Your task: Exactly reproduce the lines that follow.

Exercise input:
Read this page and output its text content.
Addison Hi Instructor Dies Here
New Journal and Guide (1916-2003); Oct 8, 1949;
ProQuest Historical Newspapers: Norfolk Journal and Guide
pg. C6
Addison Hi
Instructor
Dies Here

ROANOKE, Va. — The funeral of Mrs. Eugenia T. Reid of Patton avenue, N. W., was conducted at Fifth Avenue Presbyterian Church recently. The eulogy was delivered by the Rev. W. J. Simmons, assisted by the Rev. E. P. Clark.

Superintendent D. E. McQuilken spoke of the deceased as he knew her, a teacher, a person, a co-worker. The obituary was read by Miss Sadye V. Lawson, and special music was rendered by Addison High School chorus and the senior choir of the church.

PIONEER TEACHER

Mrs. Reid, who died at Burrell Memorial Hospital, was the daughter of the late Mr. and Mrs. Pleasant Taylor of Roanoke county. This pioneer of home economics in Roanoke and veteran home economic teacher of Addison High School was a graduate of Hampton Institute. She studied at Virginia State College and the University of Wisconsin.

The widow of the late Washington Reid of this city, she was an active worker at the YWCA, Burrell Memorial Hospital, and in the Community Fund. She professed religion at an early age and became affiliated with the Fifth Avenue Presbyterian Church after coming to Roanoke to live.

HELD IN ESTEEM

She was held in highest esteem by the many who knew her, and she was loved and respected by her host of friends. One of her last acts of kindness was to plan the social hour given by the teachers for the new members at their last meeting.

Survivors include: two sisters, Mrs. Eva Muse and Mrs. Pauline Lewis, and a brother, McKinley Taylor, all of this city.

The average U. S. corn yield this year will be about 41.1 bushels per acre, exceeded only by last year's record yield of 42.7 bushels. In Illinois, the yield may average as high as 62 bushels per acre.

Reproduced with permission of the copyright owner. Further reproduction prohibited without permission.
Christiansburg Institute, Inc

Worked answer:
Read this page and output its text content.
Addison Hi Instructor Dies Here
New Journal and Guide (1916-2003); Oct 8, 1949;
ProQuest Historical Newspapers: Norfolk Journal and Guide
pg. C6
Addison Hi
Instructor
Dies Here

ROANOKE, Va. — The funeral of Mrs. Eugenia T. Reid of Patton avenue, N. W., was conducted at Fifth Avenue Presbyterian Church recently. The eulogy was delivered by the Rev. W. J. Simmons, assisted by the Rev. E. P. Clark.

Superintendent D. E. McQuilken spoke of the deceased as he knew her, a teacher, a person, a co-worker. The obituary was read by Miss Sadye V. Lawson, and special music was rendered by Addison High School chorus and the senior choir of the church.

PIONEER TEACHER

Mrs. Reid, who died at Burrell Memorial Hospital, was the daughter of the late Mr. and Mrs. Pleasant Taylor of Roanoke county. This pioneer of home economics in Roanoke and veteran home economic teacher of Addison High School was a graduate of Hampton Institute. She studied at Virginia State College and the University of Wisconsin.

The widow of the late Washington Reid of this city, she was an active worker at the YWCA, Burrell Memorial Hospital, and in the Community Fund. She professed religion at an early age and became affiliated with the Fifth Avenue Presbyterian Church after coming to Roanoke to live.

HELD IN ESTEEM

She was held in highest esteem by the many who knew her, and she was loved and respected by her host of friends. One of her last acts of kindness was to plan the social hour given by the teachers for the new members at their last meeting.

Survivors include: two sisters, Mrs. Eva Muse and Mrs. Pauline Lewis, and a brother, McKinley Taylor, all of this city.

The average U. S. corn yield this year will be about 41.1 bushels per acre, exceeded only by last year's record yield of 42.7 bushels. In Illinois, the yield may average as high as 62 bushels per acre.

Reproduced with permission of the copyright owner. Further reproduction prohibited without permission.
Christiansburg Institute, Inc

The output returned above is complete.